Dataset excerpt
——————————

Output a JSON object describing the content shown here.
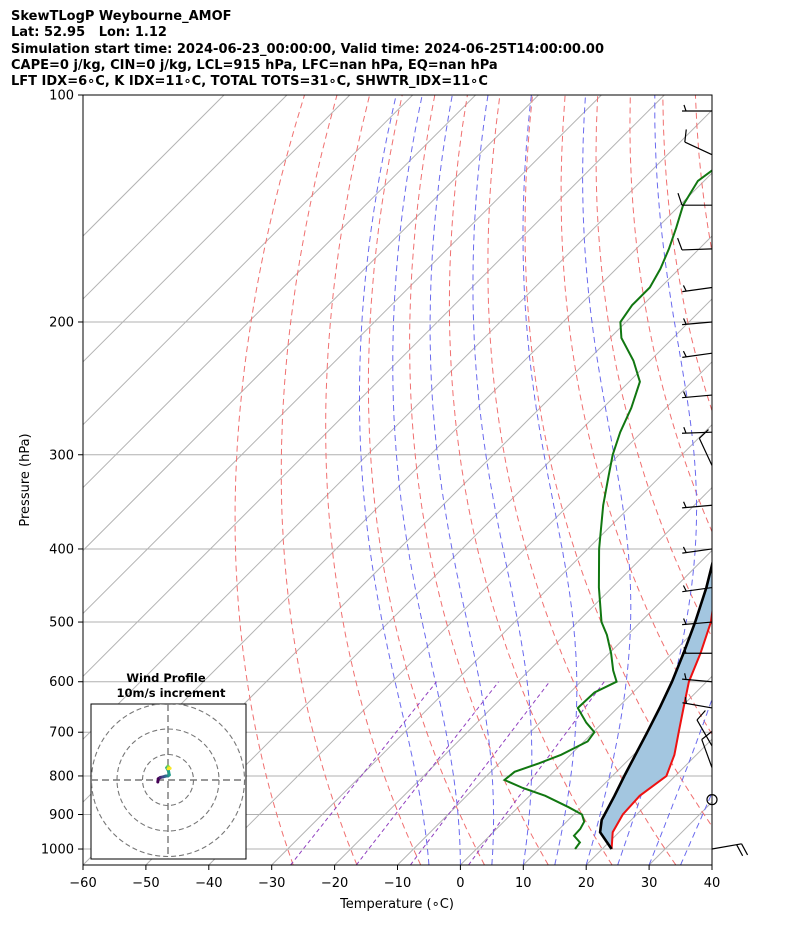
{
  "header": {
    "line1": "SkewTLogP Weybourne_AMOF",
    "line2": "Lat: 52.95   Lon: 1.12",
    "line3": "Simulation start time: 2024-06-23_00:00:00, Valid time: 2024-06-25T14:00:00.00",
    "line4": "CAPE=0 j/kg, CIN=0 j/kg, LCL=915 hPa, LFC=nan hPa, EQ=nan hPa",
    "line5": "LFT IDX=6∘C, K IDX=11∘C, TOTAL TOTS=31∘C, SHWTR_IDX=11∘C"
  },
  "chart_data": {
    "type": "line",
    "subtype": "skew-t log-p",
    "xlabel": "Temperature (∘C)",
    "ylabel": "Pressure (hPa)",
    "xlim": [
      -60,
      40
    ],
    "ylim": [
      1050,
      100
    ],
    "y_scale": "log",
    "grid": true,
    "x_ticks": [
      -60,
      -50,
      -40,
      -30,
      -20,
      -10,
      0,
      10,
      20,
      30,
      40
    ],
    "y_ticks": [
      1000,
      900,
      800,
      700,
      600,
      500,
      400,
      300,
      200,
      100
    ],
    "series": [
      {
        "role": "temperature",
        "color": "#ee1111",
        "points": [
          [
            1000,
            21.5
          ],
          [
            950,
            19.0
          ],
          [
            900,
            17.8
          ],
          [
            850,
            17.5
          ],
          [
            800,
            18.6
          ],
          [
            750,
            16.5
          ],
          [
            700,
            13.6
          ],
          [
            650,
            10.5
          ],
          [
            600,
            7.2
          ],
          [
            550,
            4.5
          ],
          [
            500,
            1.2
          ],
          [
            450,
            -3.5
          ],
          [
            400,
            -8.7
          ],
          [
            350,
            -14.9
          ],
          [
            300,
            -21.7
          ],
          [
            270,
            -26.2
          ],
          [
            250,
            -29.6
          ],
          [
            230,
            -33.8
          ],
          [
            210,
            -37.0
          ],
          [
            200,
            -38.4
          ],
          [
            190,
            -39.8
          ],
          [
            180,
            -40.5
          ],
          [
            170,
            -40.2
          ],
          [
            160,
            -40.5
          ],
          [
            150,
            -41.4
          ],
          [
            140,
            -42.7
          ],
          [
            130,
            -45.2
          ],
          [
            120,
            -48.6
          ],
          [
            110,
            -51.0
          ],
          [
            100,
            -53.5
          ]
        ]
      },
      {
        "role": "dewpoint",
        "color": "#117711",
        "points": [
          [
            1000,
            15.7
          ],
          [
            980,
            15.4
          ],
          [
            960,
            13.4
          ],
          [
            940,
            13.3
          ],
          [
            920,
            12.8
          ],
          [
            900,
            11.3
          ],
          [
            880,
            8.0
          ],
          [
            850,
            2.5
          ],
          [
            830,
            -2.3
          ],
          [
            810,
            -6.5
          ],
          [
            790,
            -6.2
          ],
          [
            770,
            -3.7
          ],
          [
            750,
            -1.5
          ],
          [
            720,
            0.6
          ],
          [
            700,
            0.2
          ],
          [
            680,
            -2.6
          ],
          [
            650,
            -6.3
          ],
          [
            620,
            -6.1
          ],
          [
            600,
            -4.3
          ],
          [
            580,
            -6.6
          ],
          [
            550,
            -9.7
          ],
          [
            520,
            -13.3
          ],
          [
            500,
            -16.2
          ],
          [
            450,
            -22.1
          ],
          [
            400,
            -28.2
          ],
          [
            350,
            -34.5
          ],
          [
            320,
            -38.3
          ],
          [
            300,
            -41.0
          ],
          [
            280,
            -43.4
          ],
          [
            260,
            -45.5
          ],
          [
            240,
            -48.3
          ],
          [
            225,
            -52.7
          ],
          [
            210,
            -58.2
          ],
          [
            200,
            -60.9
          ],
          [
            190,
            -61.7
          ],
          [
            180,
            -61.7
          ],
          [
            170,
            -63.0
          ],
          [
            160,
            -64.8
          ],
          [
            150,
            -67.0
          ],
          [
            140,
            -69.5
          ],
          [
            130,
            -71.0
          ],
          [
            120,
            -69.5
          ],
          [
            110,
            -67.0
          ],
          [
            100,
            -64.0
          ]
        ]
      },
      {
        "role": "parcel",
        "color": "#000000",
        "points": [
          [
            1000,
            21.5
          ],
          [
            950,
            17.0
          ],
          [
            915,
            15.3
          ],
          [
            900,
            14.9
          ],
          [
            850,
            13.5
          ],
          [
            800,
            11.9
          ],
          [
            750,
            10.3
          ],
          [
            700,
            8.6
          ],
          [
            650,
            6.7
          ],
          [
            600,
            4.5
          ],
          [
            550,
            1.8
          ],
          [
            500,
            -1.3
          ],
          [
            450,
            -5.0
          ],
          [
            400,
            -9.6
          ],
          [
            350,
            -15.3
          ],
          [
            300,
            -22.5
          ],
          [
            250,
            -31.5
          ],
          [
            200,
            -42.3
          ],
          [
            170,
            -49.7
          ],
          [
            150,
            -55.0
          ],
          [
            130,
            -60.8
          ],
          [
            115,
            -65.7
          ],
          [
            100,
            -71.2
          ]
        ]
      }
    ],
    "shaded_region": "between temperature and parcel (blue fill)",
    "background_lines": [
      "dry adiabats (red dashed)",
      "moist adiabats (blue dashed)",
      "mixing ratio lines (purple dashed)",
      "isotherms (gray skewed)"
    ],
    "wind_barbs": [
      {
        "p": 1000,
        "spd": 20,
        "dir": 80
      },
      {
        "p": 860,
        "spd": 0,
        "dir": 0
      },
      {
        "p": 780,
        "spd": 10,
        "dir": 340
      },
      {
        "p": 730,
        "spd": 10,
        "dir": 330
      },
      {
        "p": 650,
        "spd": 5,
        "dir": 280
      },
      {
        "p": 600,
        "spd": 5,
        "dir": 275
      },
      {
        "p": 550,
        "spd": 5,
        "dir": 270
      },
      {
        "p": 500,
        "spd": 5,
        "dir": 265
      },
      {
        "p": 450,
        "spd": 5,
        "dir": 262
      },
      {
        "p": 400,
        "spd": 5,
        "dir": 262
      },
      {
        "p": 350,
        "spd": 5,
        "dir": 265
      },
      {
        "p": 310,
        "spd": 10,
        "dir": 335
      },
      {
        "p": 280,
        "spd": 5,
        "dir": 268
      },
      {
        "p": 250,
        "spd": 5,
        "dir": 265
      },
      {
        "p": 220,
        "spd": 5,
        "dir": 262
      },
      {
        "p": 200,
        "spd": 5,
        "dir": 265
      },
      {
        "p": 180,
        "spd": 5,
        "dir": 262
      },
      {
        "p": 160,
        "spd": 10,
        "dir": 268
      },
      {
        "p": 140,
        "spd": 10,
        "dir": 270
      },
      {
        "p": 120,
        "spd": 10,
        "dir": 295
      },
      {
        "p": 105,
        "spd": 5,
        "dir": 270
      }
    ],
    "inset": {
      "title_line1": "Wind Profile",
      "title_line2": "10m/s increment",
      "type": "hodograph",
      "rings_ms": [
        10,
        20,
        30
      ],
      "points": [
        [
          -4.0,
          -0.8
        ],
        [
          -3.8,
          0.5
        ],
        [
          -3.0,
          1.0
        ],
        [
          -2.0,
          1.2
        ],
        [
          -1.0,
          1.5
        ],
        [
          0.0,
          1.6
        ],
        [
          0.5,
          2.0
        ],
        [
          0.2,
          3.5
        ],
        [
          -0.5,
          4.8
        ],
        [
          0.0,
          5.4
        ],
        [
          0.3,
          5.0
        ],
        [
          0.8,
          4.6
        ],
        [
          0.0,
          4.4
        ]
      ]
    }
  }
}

——————————

Exercise requirements: Make an exact copy of all entries above, dropping the images.

Exercise response:
Output a JSON object describing the content shown here.
{
  "header": {
    "line1": "SkewTLogP Weybourne_AMOF",
    "line2": "Lat: 52.95   Lon: 1.12",
    "line3": "Simulation start time: 2024-06-23_00:00:00, Valid time: 2024-06-25T14:00:00.00",
    "line4": "CAPE=0 j/kg, CIN=0 j/kg, LCL=915 hPa, LFC=nan hPa, EQ=nan hPa",
    "line5": "LFT IDX=6∘C, K IDX=11∘C, TOTAL TOTS=31∘C, SHWTR_IDX=11∘C"
  },
  "chart_data": {
    "type": "line",
    "subtype": "skew-t log-p",
    "xlabel": "Temperature (∘C)",
    "ylabel": "Pressure (hPa)",
    "xlim": [
      -60,
      40
    ],
    "ylim": [
      1050,
      100
    ],
    "y_scale": "log",
    "grid": true,
    "x_ticks": [
      -60,
      -50,
      -40,
      -30,
      -20,
      -10,
      0,
      10,
      20,
      30,
      40
    ],
    "y_ticks": [
      1000,
      900,
      800,
      700,
      600,
      500,
      400,
      300,
      200,
      100
    ],
    "series": [
      {
        "role": "temperature",
        "color": "#ee1111",
        "points": [
          [
            1000,
            21.5
          ],
          [
            950,
            19.0
          ],
          [
            900,
            17.8
          ],
          [
            850,
            17.5
          ],
          [
            800,
            18.6
          ],
          [
            750,
            16.5
          ],
          [
            700,
            13.6
          ],
          [
            650,
            10.5
          ],
          [
            600,
            7.2
          ],
          [
            550,
            4.5
          ],
          [
            500,
            1.2
          ],
          [
            450,
            -3.5
          ],
          [
            400,
            -8.7
          ],
          [
            350,
            -14.9
          ],
          [
            300,
            -21.7
          ],
          [
            270,
            -26.2
          ],
          [
            250,
            -29.6
          ],
          [
            230,
            -33.8
          ],
          [
            210,
            -37.0
          ],
          [
            200,
            -38.4
          ],
          [
            190,
            -39.8
          ],
          [
            180,
            -40.5
          ],
          [
            170,
            -40.2
          ],
          [
            160,
            -40.5
          ],
          [
            150,
            -41.4
          ],
          [
            140,
            -42.7
          ],
          [
            130,
            -45.2
          ],
          [
            120,
            -48.6
          ],
          [
            110,
            -51.0
          ],
          [
            100,
            -53.5
          ]
        ]
      },
      {
        "role": "dewpoint",
        "color": "#117711",
        "points": [
          [
            1000,
            15.7
          ],
          [
            980,
            15.4
          ],
          [
            960,
            13.4
          ],
          [
            940,
            13.3
          ],
          [
            920,
            12.8
          ],
          [
            900,
            11.3
          ],
          [
            880,
            8.0
          ],
          [
            850,
            2.5
          ],
          [
            830,
            -2.3
          ],
          [
            810,
            -6.5
          ],
          [
            790,
            -6.2
          ],
          [
            770,
            -3.7
          ],
          [
            750,
            -1.5
          ],
          [
            720,
            0.6
          ],
          [
            700,
            0.2
          ],
          [
            680,
            -2.6
          ],
          [
            650,
            -6.3
          ],
          [
            620,
            -6.1
          ],
          [
            600,
            -4.3
          ],
          [
            580,
            -6.6
          ],
          [
            550,
            -9.7
          ],
          [
            520,
            -13.3
          ],
          [
            500,
            -16.2
          ],
          [
            450,
            -22.1
          ],
          [
            400,
            -28.2
          ],
          [
            350,
            -34.5
          ],
          [
            320,
            -38.3
          ],
          [
            300,
            -41.0
          ],
          [
            280,
            -43.4
          ],
          [
            260,
            -45.5
          ],
          [
            240,
            -48.3
          ],
          [
            225,
            -52.7
          ],
          [
            210,
            -58.2
          ],
          [
            200,
            -60.9
          ],
          [
            190,
            -61.7
          ],
          [
            180,
            -61.7
          ],
          [
            170,
            -63.0
          ],
          [
            160,
            -64.8
          ],
          [
            150,
            -67.0
          ],
          [
            140,
            -69.5
          ],
          [
            130,
            -71.0
          ],
          [
            120,
            -69.5
          ],
          [
            110,
            -67.0
          ],
          [
            100,
            -64.0
          ]
        ]
      },
      {
        "role": "parcel",
        "color": "#000000",
        "points": [
          [
            1000,
            21.5
          ],
          [
            950,
            17.0
          ],
          [
            915,
            15.3
          ],
          [
            900,
            14.9
          ],
          [
            850,
            13.5
          ],
          [
            800,
            11.9
          ],
          [
            750,
            10.3
          ],
          [
            700,
            8.6
          ],
          [
            650,
            6.7
          ],
          [
            600,
            4.5
          ],
          [
            550,
            1.8
          ],
          [
            500,
            -1.3
          ],
          [
            450,
            -5.0
          ],
          [
            400,
            -9.6
          ],
          [
            350,
            -15.3
          ],
          [
            300,
            -22.5
          ],
          [
            250,
            -31.5
          ],
          [
            200,
            -42.3
          ],
          [
            170,
            -49.7
          ],
          [
            150,
            -55.0
          ],
          [
            130,
            -60.8
          ],
          [
            115,
            -65.7
          ],
          [
            100,
            -71.2
          ]
        ]
      }
    ],
    "shaded_region": "between temperature and parcel (blue fill)",
    "background_lines": [
      "dry adiabats (red dashed)",
      "moist adiabats (blue dashed)",
      "mixing ratio lines (purple dashed)",
      "isotherms (gray skewed)"
    ],
    "wind_barbs": [
      {
        "p": 1000,
        "spd": 20,
        "dir": 80
      },
      {
        "p": 860,
        "spd": 0,
        "dir": 0
      },
      {
        "p": 780,
        "spd": 10,
        "dir": 340
      },
      {
        "p": 730,
        "spd": 10,
        "dir": 330
      },
      {
        "p": 650,
        "spd": 5,
        "dir": 280
      },
      {
        "p": 600,
        "spd": 5,
        "dir": 275
      },
      {
        "p": 550,
        "spd": 5,
        "dir": 270
      },
      {
        "p": 500,
        "spd": 5,
        "dir": 265
      },
      {
        "p": 450,
        "spd": 5,
        "dir": 262
      },
      {
        "p": 400,
        "spd": 5,
        "dir": 262
      },
      {
        "p": 350,
        "spd": 5,
        "dir": 265
      },
      {
        "p": 310,
        "spd": 10,
        "dir": 335
      },
      {
        "p": 280,
        "spd": 5,
        "dir": 268
      },
      {
        "p": 250,
        "spd": 5,
        "dir": 265
      },
      {
        "p": 220,
        "spd": 5,
        "dir": 262
      },
      {
        "p": 200,
        "spd": 5,
        "dir": 265
      },
      {
        "p": 180,
        "spd": 5,
        "dir": 262
      },
      {
        "p": 160,
        "spd": 10,
        "dir": 268
      },
      {
        "p": 140,
        "spd": 10,
        "dir": 270
      },
      {
        "p": 120,
        "spd": 10,
        "dir": 295
      },
      {
        "p": 105,
        "spd": 5,
        "dir": 270
      }
    ],
    "inset": {
      "title_line1": "Wind Profile",
      "title_line2": "10m/s increment",
      "type": "hodograph",
      "rings_ms": [
        10,
        20,
        30
      ],
      "points": [
        [
          -4.0,
          -0.8
        ],
        [
          -3.8,
          0.5
        ],
        [
          -3.0,
          1.0
        ],
        [
          -2.0,
          1.2
        ],
        [
          -1.0,
          1.5
        ],
        [
          0.0,
          1.6
        ],
        [
          0.5,
          2.0
        ],
        [
          0.2,
          3.5
        ],
        [
          -0.5,
          4.8
        ],
        [
          0.0,
          5.4
        ],
        [
          0.3,
          5.0
        ],
        [
          0.8,
          4.6
        ],
        [
          0.0,
          4.4
        ]
      ]
    }
  }
}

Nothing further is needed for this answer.